## PROVIDED RECORDS
──────────
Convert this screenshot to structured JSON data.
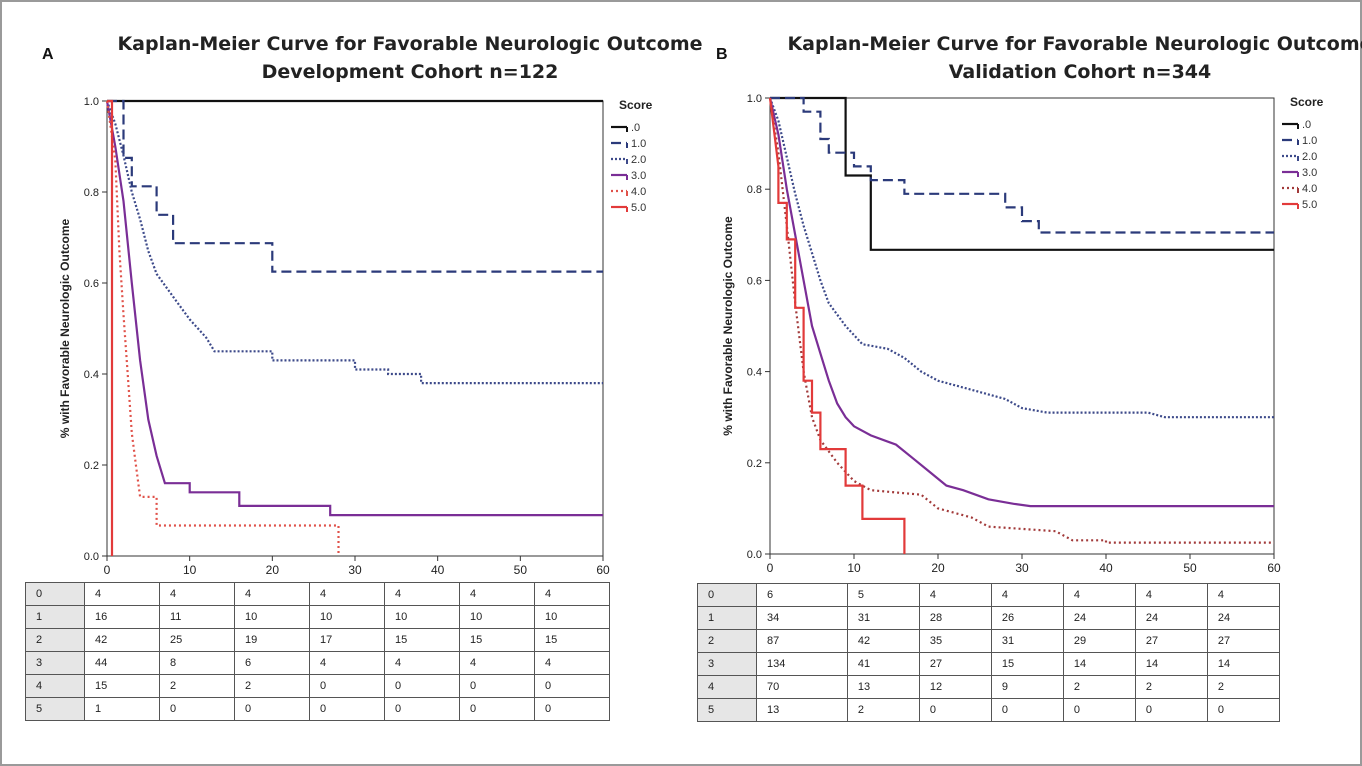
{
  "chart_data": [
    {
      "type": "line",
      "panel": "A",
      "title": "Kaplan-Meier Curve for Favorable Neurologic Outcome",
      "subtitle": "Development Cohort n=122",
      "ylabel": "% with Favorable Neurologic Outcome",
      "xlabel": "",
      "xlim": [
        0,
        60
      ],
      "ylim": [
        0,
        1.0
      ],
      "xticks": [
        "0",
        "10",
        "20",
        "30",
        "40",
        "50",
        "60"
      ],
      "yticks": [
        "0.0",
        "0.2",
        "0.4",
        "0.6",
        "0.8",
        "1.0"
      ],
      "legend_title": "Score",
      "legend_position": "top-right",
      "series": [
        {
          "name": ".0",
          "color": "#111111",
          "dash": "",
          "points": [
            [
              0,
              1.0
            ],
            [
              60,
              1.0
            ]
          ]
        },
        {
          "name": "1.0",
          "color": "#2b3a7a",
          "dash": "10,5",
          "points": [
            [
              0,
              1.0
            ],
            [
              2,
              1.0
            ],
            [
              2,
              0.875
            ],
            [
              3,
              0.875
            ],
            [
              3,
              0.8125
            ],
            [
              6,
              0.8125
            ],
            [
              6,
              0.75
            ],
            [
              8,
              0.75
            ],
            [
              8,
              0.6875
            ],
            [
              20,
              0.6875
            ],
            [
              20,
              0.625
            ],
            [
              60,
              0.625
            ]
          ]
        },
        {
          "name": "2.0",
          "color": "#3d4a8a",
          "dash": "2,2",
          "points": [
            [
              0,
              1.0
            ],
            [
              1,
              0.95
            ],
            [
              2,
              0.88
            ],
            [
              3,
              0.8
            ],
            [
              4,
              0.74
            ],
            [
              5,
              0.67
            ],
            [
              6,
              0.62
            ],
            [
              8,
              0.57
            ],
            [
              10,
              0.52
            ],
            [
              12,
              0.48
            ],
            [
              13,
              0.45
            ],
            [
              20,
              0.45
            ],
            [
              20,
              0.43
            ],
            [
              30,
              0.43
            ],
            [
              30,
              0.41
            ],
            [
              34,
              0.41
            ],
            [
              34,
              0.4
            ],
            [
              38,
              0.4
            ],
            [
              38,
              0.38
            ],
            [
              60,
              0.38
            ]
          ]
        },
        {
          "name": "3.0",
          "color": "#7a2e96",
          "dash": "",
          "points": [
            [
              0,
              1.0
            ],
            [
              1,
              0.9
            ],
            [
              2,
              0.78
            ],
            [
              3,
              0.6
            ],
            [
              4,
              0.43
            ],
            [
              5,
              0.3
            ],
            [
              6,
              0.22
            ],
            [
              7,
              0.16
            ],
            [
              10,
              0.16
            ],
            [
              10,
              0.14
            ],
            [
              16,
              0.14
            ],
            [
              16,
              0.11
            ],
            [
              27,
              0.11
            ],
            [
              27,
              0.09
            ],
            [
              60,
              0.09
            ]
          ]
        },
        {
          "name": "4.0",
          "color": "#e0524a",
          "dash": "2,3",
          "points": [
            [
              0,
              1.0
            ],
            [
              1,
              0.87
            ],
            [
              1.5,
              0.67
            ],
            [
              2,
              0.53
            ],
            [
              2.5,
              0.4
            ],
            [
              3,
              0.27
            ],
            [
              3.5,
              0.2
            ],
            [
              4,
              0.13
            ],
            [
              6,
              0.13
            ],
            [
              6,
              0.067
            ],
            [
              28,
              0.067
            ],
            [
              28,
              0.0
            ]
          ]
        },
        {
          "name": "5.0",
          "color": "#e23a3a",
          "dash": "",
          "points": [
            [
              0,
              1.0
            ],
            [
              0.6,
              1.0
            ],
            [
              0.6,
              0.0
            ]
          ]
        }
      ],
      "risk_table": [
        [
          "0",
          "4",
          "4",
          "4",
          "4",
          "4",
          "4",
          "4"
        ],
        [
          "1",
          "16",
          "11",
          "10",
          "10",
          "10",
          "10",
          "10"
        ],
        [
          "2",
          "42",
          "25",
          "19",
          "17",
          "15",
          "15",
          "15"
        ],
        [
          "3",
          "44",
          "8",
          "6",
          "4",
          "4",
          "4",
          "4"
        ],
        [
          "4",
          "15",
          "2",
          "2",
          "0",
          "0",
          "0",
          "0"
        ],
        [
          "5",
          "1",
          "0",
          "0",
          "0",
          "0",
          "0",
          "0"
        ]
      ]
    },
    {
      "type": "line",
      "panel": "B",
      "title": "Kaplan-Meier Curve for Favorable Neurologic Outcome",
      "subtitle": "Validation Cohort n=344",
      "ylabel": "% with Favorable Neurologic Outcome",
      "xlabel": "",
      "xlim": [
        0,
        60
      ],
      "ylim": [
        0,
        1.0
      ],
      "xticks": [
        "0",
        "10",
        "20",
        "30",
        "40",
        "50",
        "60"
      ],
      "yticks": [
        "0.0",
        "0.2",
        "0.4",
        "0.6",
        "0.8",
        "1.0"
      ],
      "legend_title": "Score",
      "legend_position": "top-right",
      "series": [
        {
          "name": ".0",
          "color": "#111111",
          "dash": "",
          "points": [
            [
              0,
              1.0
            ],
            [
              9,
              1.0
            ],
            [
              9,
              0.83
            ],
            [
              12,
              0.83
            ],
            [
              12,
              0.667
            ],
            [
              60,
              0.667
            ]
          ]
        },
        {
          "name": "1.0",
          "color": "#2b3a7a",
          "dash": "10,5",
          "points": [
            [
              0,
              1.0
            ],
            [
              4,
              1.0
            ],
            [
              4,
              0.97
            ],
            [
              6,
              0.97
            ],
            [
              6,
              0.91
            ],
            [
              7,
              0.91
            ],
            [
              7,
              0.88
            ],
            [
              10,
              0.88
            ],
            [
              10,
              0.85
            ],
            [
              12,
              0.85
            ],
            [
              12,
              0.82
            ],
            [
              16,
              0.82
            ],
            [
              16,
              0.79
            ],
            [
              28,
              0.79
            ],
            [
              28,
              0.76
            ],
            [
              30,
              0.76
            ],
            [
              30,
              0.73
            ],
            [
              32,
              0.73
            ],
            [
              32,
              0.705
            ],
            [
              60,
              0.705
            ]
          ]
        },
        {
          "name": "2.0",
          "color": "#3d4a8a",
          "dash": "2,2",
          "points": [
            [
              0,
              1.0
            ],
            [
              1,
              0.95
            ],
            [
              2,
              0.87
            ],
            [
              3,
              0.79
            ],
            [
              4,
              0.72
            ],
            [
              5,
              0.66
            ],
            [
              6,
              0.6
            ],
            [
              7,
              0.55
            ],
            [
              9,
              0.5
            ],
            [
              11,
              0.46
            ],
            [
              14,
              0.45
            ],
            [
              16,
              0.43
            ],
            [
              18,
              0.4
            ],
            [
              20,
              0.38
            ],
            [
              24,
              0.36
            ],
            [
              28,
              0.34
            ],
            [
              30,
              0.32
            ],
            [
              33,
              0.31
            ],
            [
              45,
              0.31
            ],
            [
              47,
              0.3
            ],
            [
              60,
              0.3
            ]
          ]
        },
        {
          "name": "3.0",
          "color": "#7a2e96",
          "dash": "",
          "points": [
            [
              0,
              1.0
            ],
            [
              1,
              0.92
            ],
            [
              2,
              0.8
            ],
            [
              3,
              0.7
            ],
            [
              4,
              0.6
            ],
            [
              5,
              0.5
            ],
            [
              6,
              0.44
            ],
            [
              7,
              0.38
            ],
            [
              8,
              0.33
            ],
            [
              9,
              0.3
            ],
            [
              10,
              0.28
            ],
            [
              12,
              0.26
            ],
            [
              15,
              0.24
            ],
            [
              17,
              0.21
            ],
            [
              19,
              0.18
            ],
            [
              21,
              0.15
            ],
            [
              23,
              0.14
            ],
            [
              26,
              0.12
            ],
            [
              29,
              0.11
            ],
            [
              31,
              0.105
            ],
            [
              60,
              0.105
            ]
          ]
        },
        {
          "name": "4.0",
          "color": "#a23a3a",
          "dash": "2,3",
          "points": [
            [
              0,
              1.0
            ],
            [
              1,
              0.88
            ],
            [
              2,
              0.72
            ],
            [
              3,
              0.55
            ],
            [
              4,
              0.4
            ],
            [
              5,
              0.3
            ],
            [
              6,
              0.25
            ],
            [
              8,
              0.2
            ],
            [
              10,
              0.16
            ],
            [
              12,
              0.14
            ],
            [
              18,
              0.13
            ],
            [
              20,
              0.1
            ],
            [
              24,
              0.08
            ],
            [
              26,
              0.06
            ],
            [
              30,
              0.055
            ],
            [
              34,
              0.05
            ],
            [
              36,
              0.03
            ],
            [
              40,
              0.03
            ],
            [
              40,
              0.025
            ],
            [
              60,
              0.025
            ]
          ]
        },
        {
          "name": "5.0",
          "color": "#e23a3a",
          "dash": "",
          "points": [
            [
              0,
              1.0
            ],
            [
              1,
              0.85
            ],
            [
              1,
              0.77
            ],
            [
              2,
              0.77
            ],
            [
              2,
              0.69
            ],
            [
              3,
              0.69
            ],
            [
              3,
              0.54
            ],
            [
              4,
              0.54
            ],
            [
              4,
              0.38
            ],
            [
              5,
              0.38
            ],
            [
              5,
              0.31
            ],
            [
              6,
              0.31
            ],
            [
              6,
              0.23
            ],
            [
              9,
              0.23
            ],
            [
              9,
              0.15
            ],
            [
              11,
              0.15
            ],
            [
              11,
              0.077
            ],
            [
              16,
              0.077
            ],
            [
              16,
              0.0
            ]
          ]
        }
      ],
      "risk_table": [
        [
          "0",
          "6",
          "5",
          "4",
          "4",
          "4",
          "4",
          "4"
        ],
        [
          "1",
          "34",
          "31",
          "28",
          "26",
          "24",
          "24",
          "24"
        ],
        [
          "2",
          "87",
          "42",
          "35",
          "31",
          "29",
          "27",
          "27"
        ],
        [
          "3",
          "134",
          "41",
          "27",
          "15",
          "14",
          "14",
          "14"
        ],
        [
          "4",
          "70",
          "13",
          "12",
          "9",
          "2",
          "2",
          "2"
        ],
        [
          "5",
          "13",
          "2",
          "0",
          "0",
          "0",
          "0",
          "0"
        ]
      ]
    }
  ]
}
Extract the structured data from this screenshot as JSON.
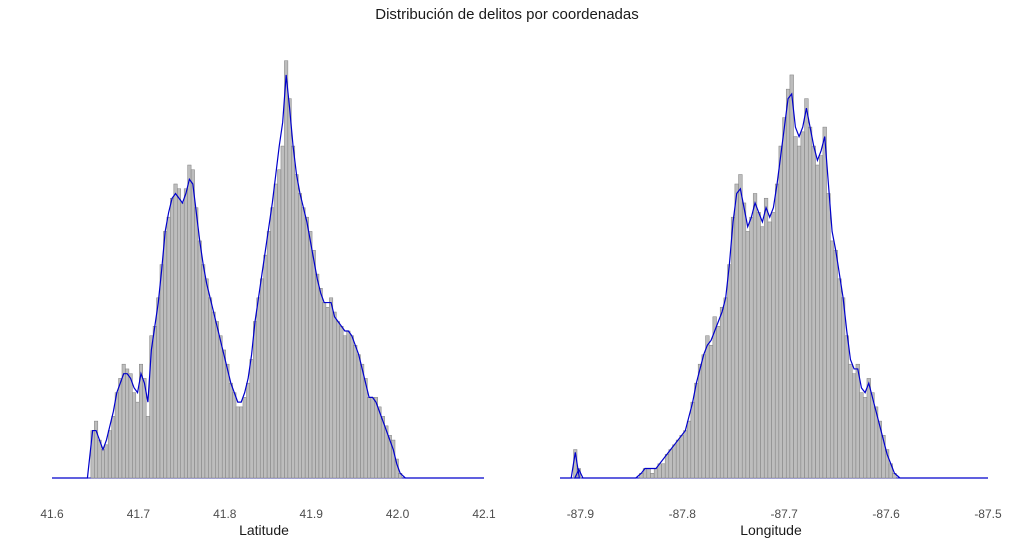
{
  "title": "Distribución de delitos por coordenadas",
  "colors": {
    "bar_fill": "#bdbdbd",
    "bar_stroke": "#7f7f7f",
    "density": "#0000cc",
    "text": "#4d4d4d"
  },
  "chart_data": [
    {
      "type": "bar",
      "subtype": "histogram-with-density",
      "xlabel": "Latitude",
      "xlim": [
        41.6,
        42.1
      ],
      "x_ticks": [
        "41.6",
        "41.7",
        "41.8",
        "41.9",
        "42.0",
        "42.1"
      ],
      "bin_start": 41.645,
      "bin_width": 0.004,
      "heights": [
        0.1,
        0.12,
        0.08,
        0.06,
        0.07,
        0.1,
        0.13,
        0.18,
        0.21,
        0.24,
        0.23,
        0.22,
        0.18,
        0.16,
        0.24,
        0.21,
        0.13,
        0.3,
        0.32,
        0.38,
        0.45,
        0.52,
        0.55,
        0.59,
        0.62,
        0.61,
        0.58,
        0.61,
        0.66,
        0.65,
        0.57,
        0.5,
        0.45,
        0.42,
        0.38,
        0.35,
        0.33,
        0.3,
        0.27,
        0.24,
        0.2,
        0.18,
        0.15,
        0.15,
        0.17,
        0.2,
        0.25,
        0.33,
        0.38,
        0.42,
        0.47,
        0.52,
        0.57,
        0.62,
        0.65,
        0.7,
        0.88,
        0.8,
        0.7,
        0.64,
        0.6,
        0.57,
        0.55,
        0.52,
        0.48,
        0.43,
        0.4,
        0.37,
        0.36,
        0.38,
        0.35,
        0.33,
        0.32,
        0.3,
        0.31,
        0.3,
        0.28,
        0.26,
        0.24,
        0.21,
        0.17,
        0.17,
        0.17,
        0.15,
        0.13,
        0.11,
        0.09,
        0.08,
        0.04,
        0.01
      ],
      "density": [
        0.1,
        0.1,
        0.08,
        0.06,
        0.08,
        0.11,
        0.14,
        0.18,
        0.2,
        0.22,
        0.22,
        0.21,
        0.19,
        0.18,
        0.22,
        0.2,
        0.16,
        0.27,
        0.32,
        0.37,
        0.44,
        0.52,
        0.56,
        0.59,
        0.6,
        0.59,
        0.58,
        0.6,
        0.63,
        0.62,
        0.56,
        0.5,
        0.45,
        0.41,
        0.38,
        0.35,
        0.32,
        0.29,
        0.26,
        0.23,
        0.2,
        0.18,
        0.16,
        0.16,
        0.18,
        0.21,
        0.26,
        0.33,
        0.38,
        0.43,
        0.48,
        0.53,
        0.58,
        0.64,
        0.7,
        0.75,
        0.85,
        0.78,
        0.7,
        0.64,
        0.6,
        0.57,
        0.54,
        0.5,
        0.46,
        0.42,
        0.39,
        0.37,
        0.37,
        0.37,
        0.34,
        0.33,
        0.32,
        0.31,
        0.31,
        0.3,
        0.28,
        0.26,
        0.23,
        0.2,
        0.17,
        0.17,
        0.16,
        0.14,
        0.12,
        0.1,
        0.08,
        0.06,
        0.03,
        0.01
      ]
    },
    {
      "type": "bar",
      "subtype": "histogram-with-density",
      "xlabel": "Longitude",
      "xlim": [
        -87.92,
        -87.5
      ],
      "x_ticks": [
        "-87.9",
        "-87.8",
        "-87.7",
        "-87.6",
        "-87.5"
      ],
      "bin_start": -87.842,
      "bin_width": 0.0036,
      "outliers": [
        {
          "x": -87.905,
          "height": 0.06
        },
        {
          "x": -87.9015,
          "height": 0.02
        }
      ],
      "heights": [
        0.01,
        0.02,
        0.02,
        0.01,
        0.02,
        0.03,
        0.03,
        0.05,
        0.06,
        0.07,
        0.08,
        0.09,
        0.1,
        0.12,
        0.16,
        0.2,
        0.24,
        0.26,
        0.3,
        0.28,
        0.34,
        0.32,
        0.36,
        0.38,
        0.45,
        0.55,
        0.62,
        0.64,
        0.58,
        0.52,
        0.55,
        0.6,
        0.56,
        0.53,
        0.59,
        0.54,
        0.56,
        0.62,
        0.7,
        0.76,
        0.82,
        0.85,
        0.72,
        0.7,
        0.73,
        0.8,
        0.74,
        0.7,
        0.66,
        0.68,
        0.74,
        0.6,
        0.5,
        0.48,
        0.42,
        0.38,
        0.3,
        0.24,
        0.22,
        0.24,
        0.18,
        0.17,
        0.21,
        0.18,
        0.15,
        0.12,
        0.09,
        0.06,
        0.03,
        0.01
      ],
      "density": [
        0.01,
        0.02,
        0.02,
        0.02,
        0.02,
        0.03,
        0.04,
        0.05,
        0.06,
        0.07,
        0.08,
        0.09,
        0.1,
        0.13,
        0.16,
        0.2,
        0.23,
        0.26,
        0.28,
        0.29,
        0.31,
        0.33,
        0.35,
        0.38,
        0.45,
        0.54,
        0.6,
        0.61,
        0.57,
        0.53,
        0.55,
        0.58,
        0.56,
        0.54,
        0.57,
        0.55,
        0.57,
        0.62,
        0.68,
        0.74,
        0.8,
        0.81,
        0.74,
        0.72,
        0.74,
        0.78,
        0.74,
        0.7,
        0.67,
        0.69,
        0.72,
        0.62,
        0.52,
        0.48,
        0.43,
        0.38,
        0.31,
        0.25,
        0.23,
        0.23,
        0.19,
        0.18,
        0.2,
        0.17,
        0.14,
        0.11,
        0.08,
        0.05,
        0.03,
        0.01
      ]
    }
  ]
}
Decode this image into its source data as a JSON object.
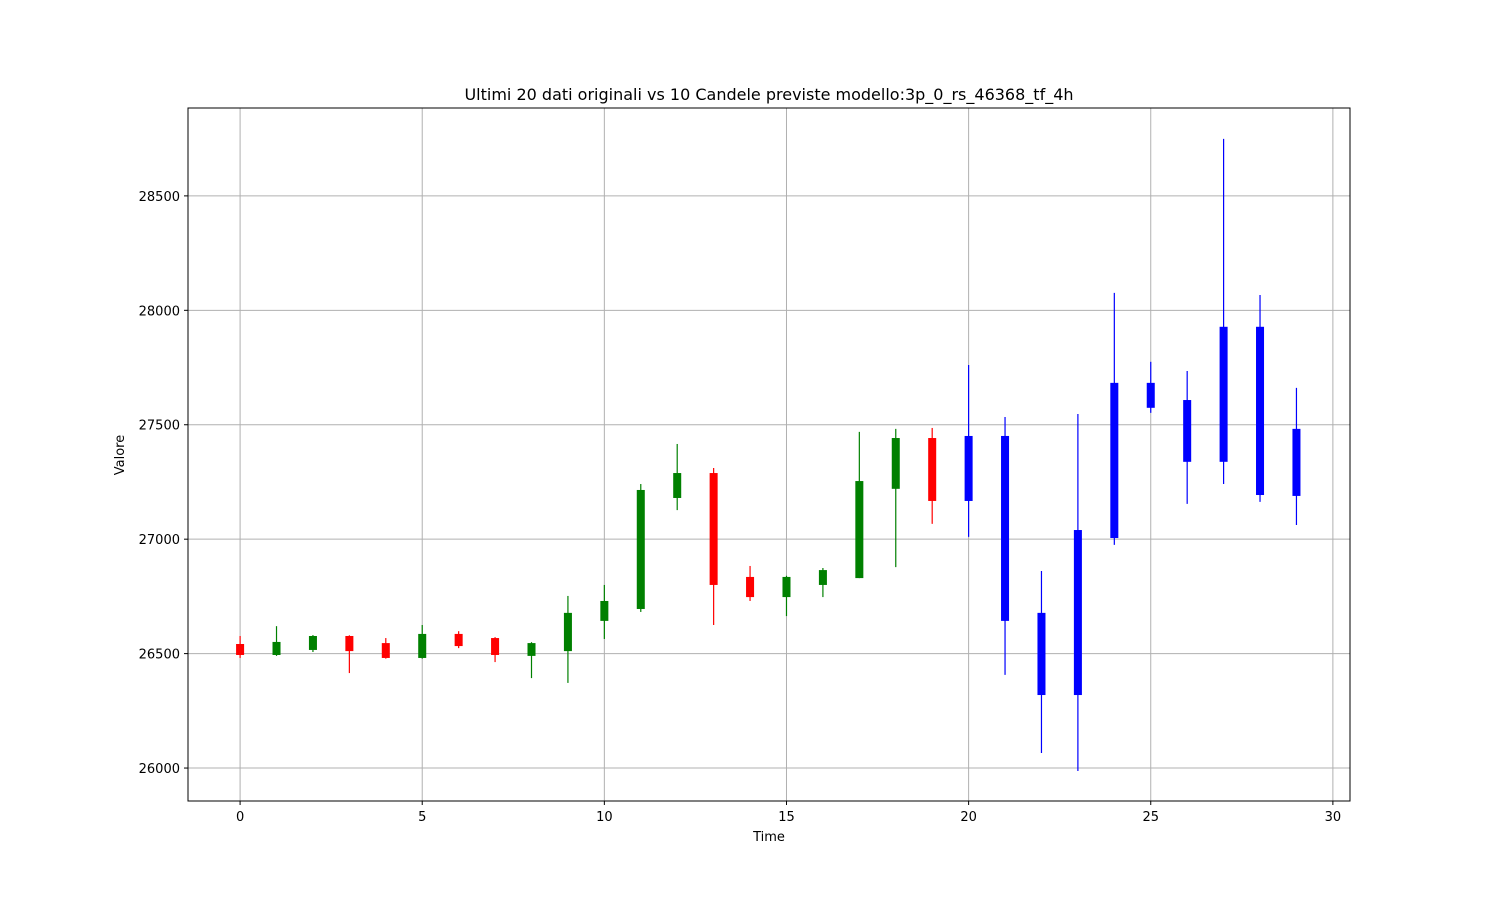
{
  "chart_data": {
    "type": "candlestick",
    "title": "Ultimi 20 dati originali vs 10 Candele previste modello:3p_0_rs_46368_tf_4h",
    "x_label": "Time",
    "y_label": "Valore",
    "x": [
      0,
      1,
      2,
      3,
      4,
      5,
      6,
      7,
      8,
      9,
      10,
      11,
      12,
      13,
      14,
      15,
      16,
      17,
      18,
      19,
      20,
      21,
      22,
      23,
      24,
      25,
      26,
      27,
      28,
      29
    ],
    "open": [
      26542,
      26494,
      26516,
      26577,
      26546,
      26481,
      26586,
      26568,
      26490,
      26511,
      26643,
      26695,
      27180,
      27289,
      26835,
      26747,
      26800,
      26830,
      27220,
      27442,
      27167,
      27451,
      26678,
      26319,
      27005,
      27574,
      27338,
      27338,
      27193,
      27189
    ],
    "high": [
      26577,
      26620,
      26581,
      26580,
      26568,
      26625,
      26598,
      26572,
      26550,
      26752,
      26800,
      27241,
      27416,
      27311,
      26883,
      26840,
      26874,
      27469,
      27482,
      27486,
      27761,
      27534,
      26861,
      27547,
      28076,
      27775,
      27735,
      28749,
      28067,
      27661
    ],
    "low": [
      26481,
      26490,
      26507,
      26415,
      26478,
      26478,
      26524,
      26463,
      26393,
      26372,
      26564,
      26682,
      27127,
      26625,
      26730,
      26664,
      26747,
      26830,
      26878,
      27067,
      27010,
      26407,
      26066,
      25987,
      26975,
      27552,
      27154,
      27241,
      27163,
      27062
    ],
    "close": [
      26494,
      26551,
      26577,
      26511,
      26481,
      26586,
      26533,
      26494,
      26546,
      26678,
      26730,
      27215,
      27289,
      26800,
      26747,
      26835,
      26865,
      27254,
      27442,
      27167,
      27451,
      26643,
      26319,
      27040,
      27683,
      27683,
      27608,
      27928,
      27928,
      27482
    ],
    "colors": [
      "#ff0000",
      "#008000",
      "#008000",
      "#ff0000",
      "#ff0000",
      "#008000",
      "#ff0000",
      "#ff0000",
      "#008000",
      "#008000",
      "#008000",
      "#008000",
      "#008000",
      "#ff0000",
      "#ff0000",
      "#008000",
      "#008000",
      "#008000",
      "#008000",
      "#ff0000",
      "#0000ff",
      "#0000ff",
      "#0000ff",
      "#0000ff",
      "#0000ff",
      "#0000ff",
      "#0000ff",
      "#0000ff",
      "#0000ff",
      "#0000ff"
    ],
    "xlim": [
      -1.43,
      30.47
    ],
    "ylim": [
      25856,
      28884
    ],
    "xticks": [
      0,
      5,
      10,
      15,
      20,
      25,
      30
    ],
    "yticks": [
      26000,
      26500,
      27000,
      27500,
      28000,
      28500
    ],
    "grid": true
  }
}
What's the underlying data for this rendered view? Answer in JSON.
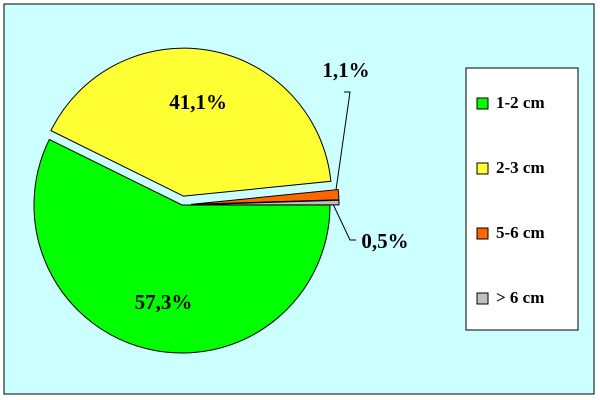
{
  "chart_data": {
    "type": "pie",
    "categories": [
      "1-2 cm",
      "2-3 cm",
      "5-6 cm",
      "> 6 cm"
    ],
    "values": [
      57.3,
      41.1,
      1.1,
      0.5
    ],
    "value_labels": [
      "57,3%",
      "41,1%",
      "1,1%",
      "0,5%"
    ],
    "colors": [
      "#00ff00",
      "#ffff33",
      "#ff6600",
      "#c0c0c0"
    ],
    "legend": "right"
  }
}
──────────
## TASK DETAILS
In the data above, find the line with "What's the underlying" and repeat it and every line after it through the end, exactly; leave the pictures out.

## RESULT OF THE TASK
What's the underlying data for this rendered view? Answer in JSON.
{
  "chart_data": {
    "type": "pie",
    "categories": [
      "1-2 cm",
      "2-3 cm",
      "5-6 cm",
      "> 6 cm"
    ],
    "values": [
      57.3,
      41.1,
      1.1,
      0.5
    ],
    "value_labels": [
      "57,3%",
      "41,1%",
      "1,1%",
      "0,5%"
    ],
    "colors": [
      "#00ff00",
      "#ffff33",
      "#ff6600",
      "#c0c0c0"
    ],
    "legend": "right"
  }
}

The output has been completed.